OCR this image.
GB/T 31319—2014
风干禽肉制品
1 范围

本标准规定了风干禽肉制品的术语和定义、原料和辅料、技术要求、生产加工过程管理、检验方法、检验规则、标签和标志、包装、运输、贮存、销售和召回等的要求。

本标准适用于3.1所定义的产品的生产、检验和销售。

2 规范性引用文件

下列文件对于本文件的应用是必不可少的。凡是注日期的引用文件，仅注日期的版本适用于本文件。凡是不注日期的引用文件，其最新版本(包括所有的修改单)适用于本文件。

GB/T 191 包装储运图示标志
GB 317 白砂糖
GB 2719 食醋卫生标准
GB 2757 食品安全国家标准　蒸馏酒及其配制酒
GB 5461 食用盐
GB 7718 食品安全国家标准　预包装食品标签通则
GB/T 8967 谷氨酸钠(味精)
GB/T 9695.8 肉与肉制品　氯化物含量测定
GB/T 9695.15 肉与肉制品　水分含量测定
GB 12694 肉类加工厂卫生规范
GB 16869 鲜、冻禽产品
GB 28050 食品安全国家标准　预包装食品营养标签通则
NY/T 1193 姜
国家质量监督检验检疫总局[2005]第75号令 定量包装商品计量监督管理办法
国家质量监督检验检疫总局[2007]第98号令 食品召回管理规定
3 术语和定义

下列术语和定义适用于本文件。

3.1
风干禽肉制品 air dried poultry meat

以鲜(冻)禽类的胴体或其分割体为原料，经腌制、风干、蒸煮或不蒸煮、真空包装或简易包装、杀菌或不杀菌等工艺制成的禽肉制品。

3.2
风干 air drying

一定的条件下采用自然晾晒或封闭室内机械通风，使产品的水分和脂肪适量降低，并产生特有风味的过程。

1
☆ ☆ ☆
• _WRITTEN PROBLEM_:
Copy the material above back out, exactly as written.

• _EXERCISE ANSWER_:
OCR this image.
GB/T 31319—2014
风干禽肉制品
1 范围

本标准规定了风干禽肉制品的术语和定义、原料和辅料、技术要求、生产加工过程管理、检验方法、检验规则、标签和标志、包装、运输、贮存、销售和召回等的要求。

本标准适用于3.1所定义的产品的生产、检验和销售。

2 规范性引用文件

下列文件对于本文件的应用是必不可少的。凡是注日期的引用文件，仅注日期的版本适用于本文件。凡是不注日期的引用文件，其最新版本(包括所有的修改单)适用于本文件。

GB/T 191 包装储运图示标志
GB 317 白砂糖
GB 2719 食醋卫生标准
GB 2757 食品安全国家标准　蒸馏酒及其配制酒
GB 5461 食用盐
GB 7718 食品安全国家标准　预包装食品标签通则
GB/T 8967 谷氨酸钠(味精)
GB/T 9695.8 肉与肉制品　氯化物含量测定
GB/T 9695.15 肉与肉制品　水分含量测定
GB 12694 肉类加工厂卫生规范
GB 16869 鲜、冻禽产品
GB 28050 食品安全国家标准　预包装食品营养标签通则
NY/T 1193 姜
国家质量监督检验检疫总局[2005]第75号令 定量包装商品计量监督管理办法
国家质量监督检验检疫总局[2007]第98号令 食品召回管理规定
3 术语和定义

下列术语和定义适用于本文件。

3.1
风干禽肉制品 air dried poultry meat

以鲜(冻)禽类的胴体或其分割体为原料，经腌制、风干、蒸煮或不蒸煮、真空包装或简易包装、杀菌或不杀菌等工艺制成的禽肉制品。

3.2
风干 air drying

一定的条件下采用自然晾晒或封闭室内机械通风，使产品的水分和脂肪适量降低，并产生特有风味的过程。

1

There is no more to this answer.